**WRITTEN PROBLEM:**
Exact reproduction is required for all entries.

**PROVIDED RECORDS:**
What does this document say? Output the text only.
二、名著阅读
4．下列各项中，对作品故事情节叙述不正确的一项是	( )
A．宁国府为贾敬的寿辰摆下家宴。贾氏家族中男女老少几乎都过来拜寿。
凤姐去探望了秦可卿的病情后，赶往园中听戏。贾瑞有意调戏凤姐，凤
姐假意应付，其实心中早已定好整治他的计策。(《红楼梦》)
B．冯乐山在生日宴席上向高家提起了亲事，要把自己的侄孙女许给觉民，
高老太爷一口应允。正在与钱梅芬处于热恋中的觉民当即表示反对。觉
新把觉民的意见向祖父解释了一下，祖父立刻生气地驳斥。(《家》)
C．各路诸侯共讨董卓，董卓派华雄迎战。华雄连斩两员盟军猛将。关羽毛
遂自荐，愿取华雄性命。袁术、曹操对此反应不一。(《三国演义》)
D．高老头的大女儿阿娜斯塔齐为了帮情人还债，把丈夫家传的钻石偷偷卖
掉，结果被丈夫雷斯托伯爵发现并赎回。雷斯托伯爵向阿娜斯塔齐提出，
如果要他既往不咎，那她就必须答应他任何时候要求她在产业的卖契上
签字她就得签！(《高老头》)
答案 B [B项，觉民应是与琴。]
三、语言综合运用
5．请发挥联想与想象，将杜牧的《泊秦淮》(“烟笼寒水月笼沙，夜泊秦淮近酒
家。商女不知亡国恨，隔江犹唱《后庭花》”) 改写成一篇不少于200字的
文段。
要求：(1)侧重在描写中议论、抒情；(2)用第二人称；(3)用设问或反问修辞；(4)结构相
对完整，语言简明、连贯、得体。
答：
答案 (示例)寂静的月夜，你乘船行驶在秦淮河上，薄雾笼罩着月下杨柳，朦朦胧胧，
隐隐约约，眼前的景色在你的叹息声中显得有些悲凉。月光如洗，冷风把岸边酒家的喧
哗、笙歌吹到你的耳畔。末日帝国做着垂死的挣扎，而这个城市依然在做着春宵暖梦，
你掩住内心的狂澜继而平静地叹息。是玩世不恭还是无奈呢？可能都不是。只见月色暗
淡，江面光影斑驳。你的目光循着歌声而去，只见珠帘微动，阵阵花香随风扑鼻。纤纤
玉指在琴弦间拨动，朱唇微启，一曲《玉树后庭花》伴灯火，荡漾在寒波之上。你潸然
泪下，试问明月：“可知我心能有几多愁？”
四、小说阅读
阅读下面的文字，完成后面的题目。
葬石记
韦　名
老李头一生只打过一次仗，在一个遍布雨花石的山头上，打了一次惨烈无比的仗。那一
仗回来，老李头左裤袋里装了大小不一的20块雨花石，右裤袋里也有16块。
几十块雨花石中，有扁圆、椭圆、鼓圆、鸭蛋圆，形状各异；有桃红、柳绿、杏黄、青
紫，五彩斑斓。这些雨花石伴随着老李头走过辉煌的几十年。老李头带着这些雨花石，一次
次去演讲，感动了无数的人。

**ANSWER FOR THE TASK:**
What does this document say? Output the text only.
二、名著阅读
4．下列各项中，对作品故事情节叙述不正确的一项是	( )
A．宁国府为贾敬的寿辰摆下家宴。贾氏家族中男女老少几乎都过来拜寿。
凤姐去探望了秦可卿的病情后，赶往园中听戏。贾瑞有意调戏凤姐，凤
姐假意应付，其实心中早已定好整治他的计策。(《红楼梦》)
B．冯乐山在生日宴席上向高家提起了亲事，要把自己的侄孙女许给觉民，
高老太爷一口应允。正在与钱梅芬处于热恋中的觉民当即表示反对。觉
新把觉民的意见向祖父解释了一下，祖父立刻生气地驳斥。(《家》)
C．各路诸侯共讨董卓，董卓派华雄迎战。华雄连斩两员盟军猛将。关羽毛
遂自荐，愿取华雄性命。袁术、曹操对此反应不一。(《三国演义》)
D．高老头的大女儿阿娜斯塔齐为了帮情人还债，把丈夫家传的钻石偷偷卖
掉，结果被丈夫雷斯托伯爵发现并赎回。雷斯托伯爵向阿娜斯塔齐提出，
如果要他既往不咎，那她就必须答应他任何时候要求她在产业的卖契上
签字她就得签！(《高老头》)
答案 B [B项，觉民应是与琴。]
三、语言综合运用
5．请发挥联想与想象，将杜牧的《泊秦淮》(“烟笼寒水月笼沙，夜泊秦淮近酒
家。商女不知亡国恨，隔江犹唱《后庭花》”) 改写成一篇不少于200字的
文段。
要求：(1)侧重在描写中议论、抒情；(2)用第二人称；(3)用设问或反问修辞；(4)结构相
对完整，语言简明、连贯、得体。
答：
答案 (示例)寂静的月夜，你乘船行驶在秦淮河上，薄雾笼罩着月下杨柳，朦朦胧胧，
隐隐约约，眼前的景色在你的叹息声中显得有些悲凉。月光如洗，冷风把岸边酒家的喧
哗、笙歌吹到你的耳畔。末日帝国做着垂死的挣扎，而这个城市依然在做着春宵暖梦，
你掩住内心的狂澜继而平静地叹息。是玩世不恭还是无奈呢？可能都不是。只见月色暗
淡，江面光影斑驳。你的目光循着歌声而去，只见珠帘微动，阵阵花香随风扑鼻。纤纤
玉指在琴弦间拨动，朱唇微启，一曲《玉树后庭花》伴灯火，荡漾在寒波之上。你潸然
泪下，试问明月：“可知我心能有几多愁？”
四、小说阅读
阅读下面的文字，完成后面的题目。
葬石记
韦　名
老李头一生只打过一次仗，在一个遍布雨花石的山头上，打了一次惨烈无比的仗。那一
仗回来，老李头左裤袋里装了大小不一的20块雨花石，右裤袋里也有16块。
几十块雨花石中，有扁圆、椭圆、鼓圆、鸭蛋圆，形状各异；有桃红、柳绿、杏黄、青
紫，五彩斑斓。这些雨花石伴随着老李头走过辉煌的几十年。老李头带着这些雨花石，一次
次去演讲，感动了无数的人。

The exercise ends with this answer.